DATA FOR THIS EXERCISE>
++++

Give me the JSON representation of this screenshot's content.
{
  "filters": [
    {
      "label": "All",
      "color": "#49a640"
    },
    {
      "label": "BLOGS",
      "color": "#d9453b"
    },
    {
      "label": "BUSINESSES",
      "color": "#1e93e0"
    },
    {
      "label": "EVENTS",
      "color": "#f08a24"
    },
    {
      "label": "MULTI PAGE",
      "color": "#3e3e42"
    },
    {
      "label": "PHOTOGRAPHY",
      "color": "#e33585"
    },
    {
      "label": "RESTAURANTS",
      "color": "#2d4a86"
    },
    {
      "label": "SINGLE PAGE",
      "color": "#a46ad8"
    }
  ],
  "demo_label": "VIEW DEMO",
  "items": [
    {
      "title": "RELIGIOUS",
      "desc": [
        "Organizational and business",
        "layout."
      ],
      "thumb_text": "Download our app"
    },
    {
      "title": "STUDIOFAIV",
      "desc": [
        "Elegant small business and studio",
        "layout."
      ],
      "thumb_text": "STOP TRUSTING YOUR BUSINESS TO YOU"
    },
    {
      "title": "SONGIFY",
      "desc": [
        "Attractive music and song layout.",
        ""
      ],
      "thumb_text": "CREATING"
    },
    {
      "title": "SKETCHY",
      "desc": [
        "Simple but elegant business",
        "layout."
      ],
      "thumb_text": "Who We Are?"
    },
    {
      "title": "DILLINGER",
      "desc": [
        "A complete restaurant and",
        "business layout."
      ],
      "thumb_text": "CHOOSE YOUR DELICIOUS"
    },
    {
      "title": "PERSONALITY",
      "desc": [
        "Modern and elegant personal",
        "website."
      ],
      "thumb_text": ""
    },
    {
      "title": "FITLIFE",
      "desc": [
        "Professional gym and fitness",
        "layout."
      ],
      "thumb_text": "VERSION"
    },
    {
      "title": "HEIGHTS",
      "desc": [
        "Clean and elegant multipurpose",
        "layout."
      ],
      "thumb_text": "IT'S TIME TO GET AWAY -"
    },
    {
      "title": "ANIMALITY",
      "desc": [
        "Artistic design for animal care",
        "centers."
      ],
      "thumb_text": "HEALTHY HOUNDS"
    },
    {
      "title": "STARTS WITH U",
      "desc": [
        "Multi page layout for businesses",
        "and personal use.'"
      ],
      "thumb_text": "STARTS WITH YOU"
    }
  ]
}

++++

WHAT THIS TASK INVOLVES> Repeat every record, keeping each word and mark exactly as it is.

RESPONSE TO THE TASK>
Give me the JSON representation of this screenshot's content.
{
  "filters": [
    {
      "label": "All",
      "color": "#49a640"
    },
    {
      "label": "BLOGS",
      "color": "#d9453b"
    },
    {
      "label": "BUSINESSES",
      "color": "#1e93e0"
    },
    {
      "label": "EVENTS",
      "color": "#f08a24"
    },
    {
      "label": "MULTI PAGE",
      "color": "#3e3e42"
    },
    {
      "label": "PHOTOGRAPHY",
      "color": "#e33585"
    },
    {
      "label": "RESTAURANTS",
      "color": "#2d4a86"
    },
    {
      "label": "SINGLE PAGE",
      "color": "#a46ad8"
    }
  ],
  "demo_label": "VIEW DEMO",
  "items": [
    {
      "title": "RELIGIOUS",
      "desc": [
        "Organizational and business",
        "layout."
      ],
      "thumb_text": "Download our app"
    },
    {
      "title": "STUDIOFAIV",
      "desc": [
        "Elegant small business and studio",
        "layout."
      ],
      "thumb_text": "STOP TRUSTING YOUR BUSINESS TO YOU"
    },
    {
      "title": "SONGIFY",
      "desc": [
        "Attractive music and song layout.",
        ""
      ],
      "thumb_text": "CREATING"
    },
    {
      "title": "SKETCHY",
      "desc": [
        "Simple but elegant business",
        "layout."
      ],
      "thumb_text": "Who We Are?"
    },
    {
      "title": "DILLINGER",
      "desc": [
        "A complete restaurant and",
        "business layout."
      ],
      "thumb_text": "CHOOSE YOUR DELICIOUS"
    },
    {
      "title": "PERSONALITY",
      "desc": [
        "Modern and elegant personal",
        "website."
      ],
      "thumb_text": ""
    },
    {
      "title": "FITLIFE",
      "desc": [
        "Professional gym and fitness",
        "layout."
      ],
      "thumb_text": "VERSION"
    },
    {
      "title": "HEIGHTS",
      "desc": [
        "Clean and elegant multipurpose",
        "layout."
      ],
      "thumb_text": "IT'S TIME TO GET AWAY -"
    },
    {
      "title": "ANIMALITY",
      "desc": [
        "Artistic design for animal care",
        "centers."
      ],
      "thumb_text": "HEALTHY HOUNDS"
    },
    {
      "title": "STARTS WITH U",
      "desc": [
        "Multi page layout for businesses",
        "and personal use.'"
      ],
      "thumb_text": "STARTS WITH YOU"
    }
  ]
}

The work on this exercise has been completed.